● The request
Filter the records below for the word "into". Copy each line that holds it.

Saved entries:
________________________
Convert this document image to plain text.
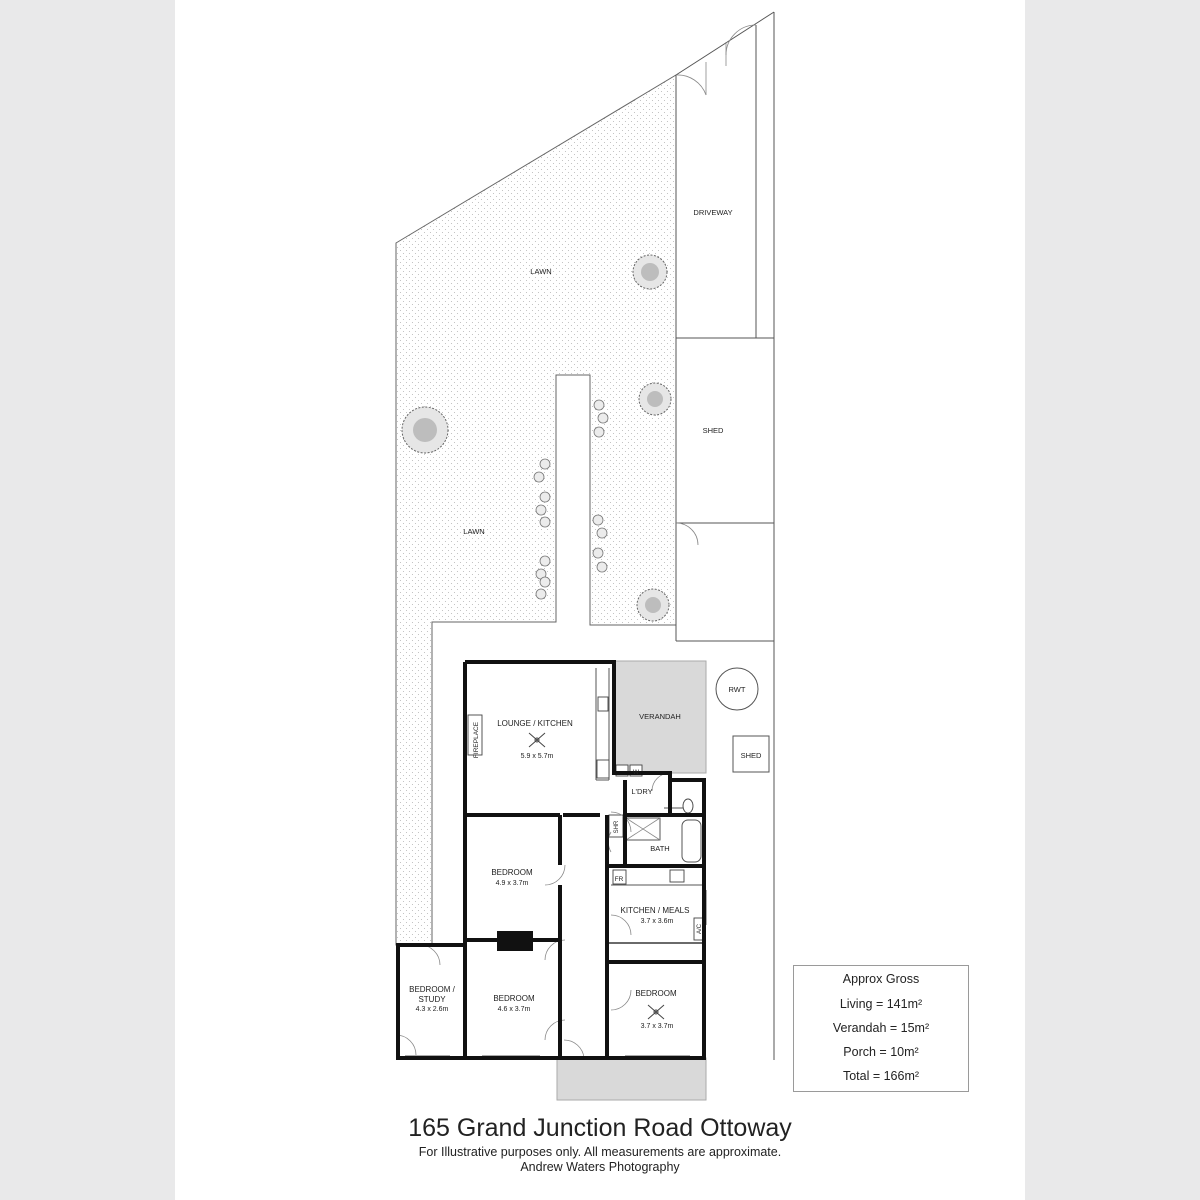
DRIVEWAY
SHED
LAWN
LAWN
RWT
SHED
VERANDAH
LOUNGE / KITCHEN
5.9 x 5.7m
FIREPLACE
L'DRY
W
SHR
BATH
BEDROOM
4.9 x 3.7m
FR
KITCHEN / MEALS
3.7 x 3.6m
A/C
BEDROOM /
STUDY
4.3 x 2.6m
BEDROOM
4.6 x 3.7m
BEDROOM
3.7 x 3.7m
Approx Gross
Living = 141m²
Verandah = 15m²
Porch = 10m²
Total = 166m²
165 Grand Junction Road Ottoway
For Illustrative purposes only. All measurements are approximate.
Andrew Waters Photography
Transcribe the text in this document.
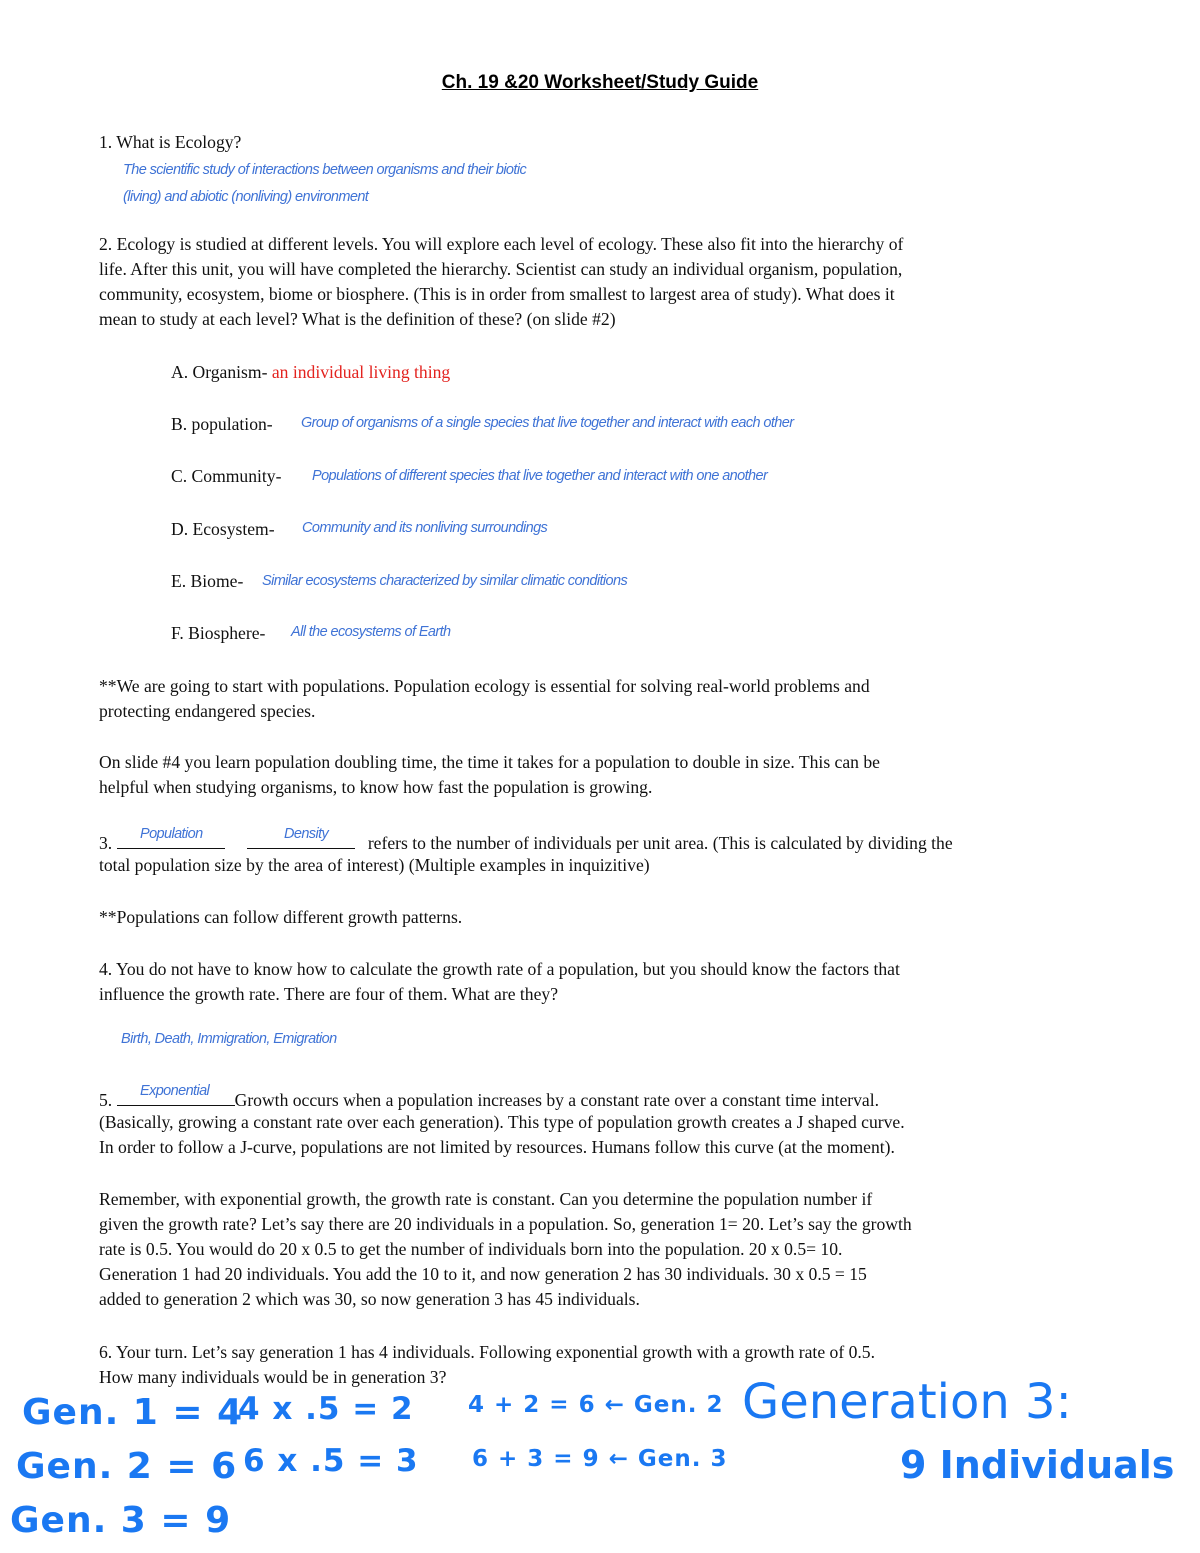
Ch. 19 &20 Worksheet/Study Guide
1. What is Ecology?
The scientific study of interactions between organisms and their biotic
(living) and abiotic (nonliving) environment
2. Ecology is studied at different levels. You will explore each level of ecology. These also fit into the hierarchy of
life. After this unit, you will have completed the hierarchy. Scientist can study an individual organism, population,
community, ecosystem, biome or biosphere. (This is in order from smallest to largest area of study). What does it
mean to study at each level? What is the definition of these? (on slide #2)
A. Organism- an individual living thing
B. population- Group of organisms of a single species that live together and interact with each other
C. Community- Populations of different species that live together and interact with one another
D. Ecosystem- Community and its nonliving surroundings
E. Biome- Similar ecosystems characterized by similar climatic conditions
F. Biosphere- All the ecosystems of Earth
**We are going to start with populations. Population ecology is essential for solving real-world problems and
protecting endangered species.
On slide #4 you learn population doubling time, the time it takes for a population to double in size. This can be
helpful when studying organisms, to know how fast the population is growing.
3.	refers to the number of individuals per unit area. (This is calculated by dividing the
Population	Density
total population size by the area of interest) (Multiple examples in inquizitive)
**Populations can follow different growth patterns.
4. You do not have to know how to calculate the growth rate of a population, but you should know the factors that
influence the growth rate. There are four of them. What are they?
Birth, Death, Immigration, Emigration
5.	Growth occurs when a population increases by a constant rate over a constant time interval.
Exponential
(Basically, growing a constant rate over each generation). This type of population growth creates a J shaped curve.
In order to follow a J-curve, populations are not limited by resources. Humans follow this curve (at the moment).
Remember, with exponential growth, the growth rate is constant. Can you determine the population number if
given the growth rate? Let’s say there are 20 individuals in a population. So, generation 1= 20. Let’s say the growth
rate is 0.5. You would do 20 x 0.5 to get the number of individuals born into the population. 20 x 0.5= 10.
Generation 1 had 20 individuals. You add the 10 to it, and now generation 2 has 30 individuals. 30 x 0.5 = 15
added to generation 2 which was 30, so now generation 3 has 45 individuals.
6. Your turn. Let’s say generation 1 has 4 individuals. Following exponential growth with a growth rate of 0.5.
How many individuals would be in generation 3?
Gen. 1 = 4
Gen. 2 = 6
Gen. 3 = 9
4 x .5 = 2
6 x .5 = 3
4 + 2 = 6 ← Gen. 2
6 + 3 = 9 ← Gen. 3
Generation 3:
9 Individuals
________________________
● Solution for this problem
2. Ecology is studied at different levels. You will explore each level of ecology. These also fit into the hierarchy of
rate is 0.5. You would do 20 x 0.5 to get the number of individuals born into the population. 20 x 0.5= 10.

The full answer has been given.